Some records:
..........

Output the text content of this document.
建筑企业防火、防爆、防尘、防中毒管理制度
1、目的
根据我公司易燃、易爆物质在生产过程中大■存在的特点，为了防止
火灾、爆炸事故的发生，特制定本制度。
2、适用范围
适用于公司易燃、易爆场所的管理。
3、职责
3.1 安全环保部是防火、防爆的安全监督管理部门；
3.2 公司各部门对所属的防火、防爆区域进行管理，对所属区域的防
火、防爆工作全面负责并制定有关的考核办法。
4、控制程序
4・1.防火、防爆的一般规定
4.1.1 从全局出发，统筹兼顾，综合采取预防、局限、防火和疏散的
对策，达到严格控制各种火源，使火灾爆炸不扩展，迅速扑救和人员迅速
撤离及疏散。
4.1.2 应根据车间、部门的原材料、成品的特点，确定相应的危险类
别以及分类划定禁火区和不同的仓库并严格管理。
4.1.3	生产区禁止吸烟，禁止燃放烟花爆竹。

..........

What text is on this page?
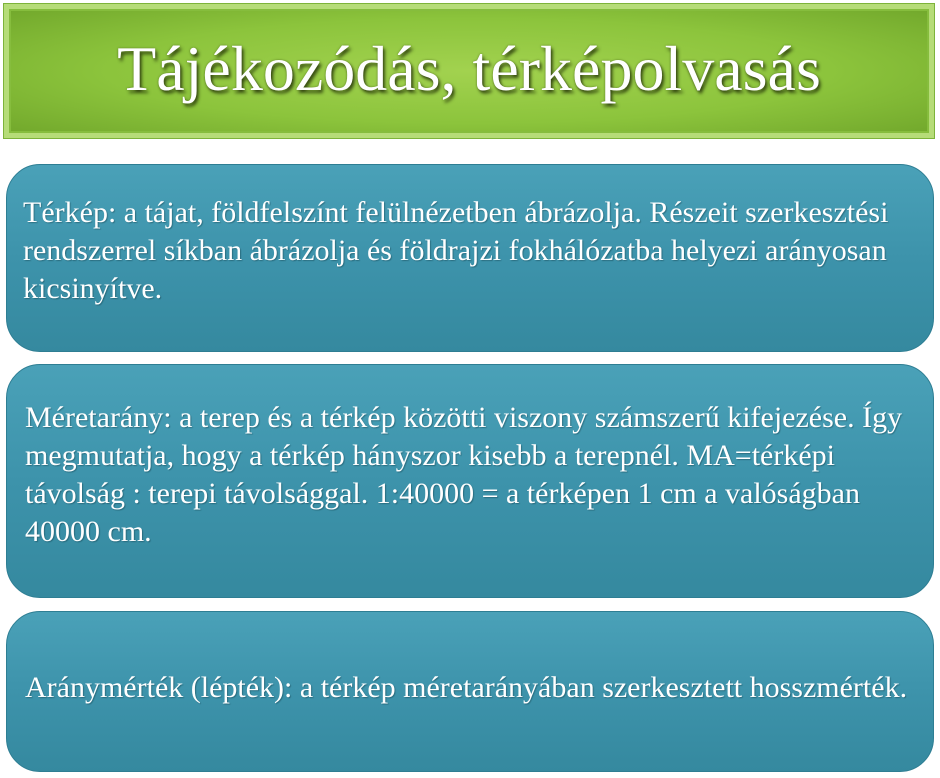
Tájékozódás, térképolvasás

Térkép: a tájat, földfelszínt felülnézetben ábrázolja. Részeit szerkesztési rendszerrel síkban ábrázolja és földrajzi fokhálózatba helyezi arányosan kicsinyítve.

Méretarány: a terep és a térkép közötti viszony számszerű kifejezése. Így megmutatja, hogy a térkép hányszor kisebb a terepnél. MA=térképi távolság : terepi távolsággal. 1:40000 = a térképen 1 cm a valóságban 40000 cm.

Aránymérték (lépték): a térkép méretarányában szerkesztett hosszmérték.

..........

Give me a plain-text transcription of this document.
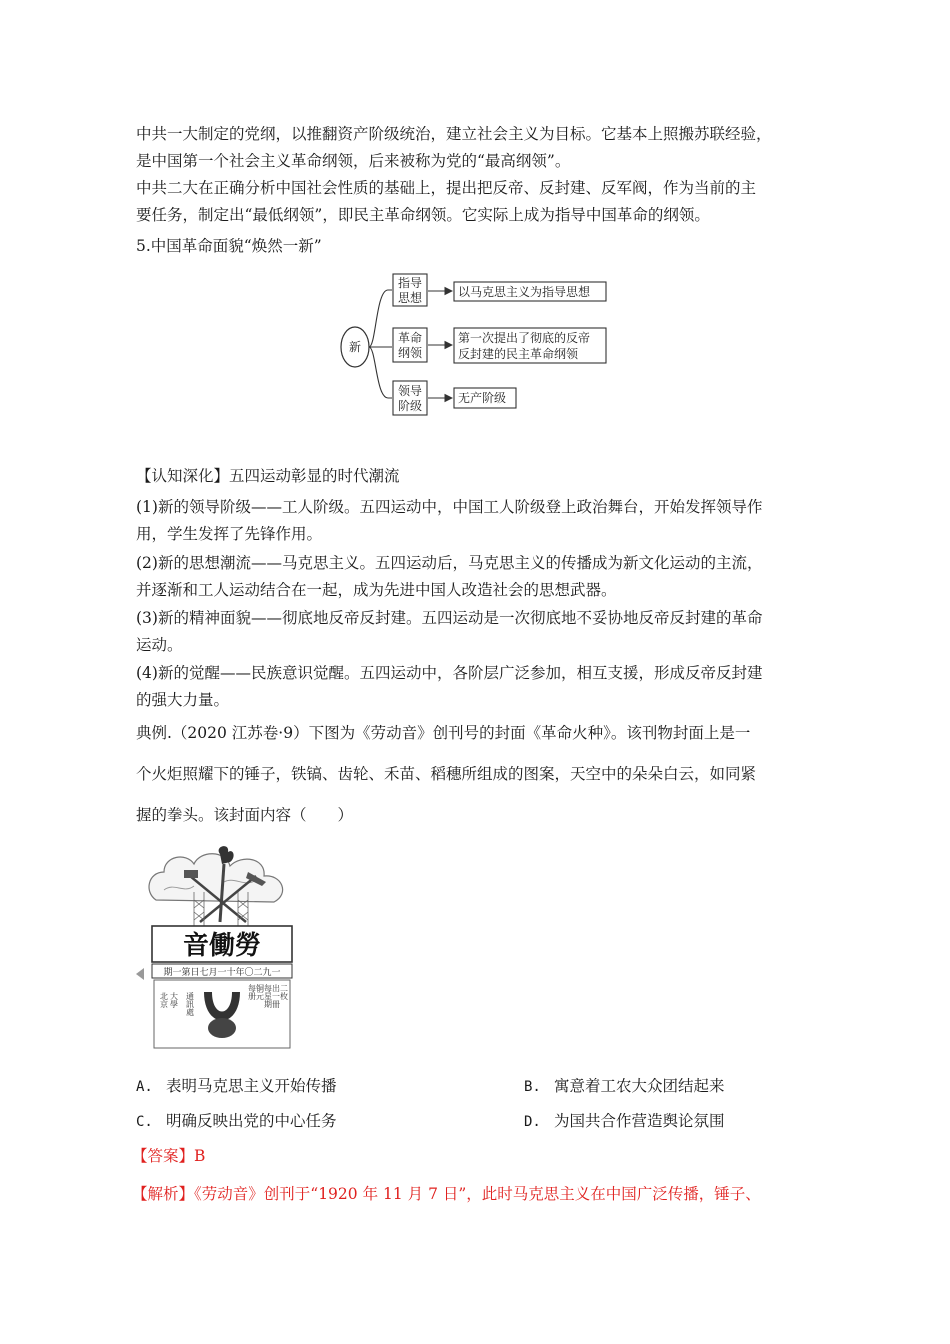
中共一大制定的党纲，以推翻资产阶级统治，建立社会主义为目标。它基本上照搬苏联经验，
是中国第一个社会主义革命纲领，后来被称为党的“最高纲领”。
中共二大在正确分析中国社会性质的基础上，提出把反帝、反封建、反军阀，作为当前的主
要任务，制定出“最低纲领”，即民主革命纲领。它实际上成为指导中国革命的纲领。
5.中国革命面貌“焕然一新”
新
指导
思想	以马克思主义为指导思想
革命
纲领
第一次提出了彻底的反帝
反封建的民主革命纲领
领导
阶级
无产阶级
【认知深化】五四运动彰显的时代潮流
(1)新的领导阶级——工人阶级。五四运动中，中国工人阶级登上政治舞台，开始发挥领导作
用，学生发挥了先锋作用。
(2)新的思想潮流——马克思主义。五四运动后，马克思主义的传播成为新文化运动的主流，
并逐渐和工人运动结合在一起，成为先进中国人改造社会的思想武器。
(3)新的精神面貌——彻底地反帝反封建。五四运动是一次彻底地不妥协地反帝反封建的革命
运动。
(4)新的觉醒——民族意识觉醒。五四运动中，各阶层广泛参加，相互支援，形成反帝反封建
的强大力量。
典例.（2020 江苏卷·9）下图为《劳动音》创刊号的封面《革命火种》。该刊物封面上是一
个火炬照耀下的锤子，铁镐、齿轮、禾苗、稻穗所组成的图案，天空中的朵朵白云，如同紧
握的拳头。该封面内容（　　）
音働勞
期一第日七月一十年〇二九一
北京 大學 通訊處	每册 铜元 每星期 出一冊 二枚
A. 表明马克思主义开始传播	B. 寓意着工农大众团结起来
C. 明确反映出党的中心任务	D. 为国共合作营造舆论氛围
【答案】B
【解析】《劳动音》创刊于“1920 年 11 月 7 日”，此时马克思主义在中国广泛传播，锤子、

..........

_REQUIREMENTS:_ Give only the number of lines that include the word "text".

_ANSWER TO THE TASK:_ 3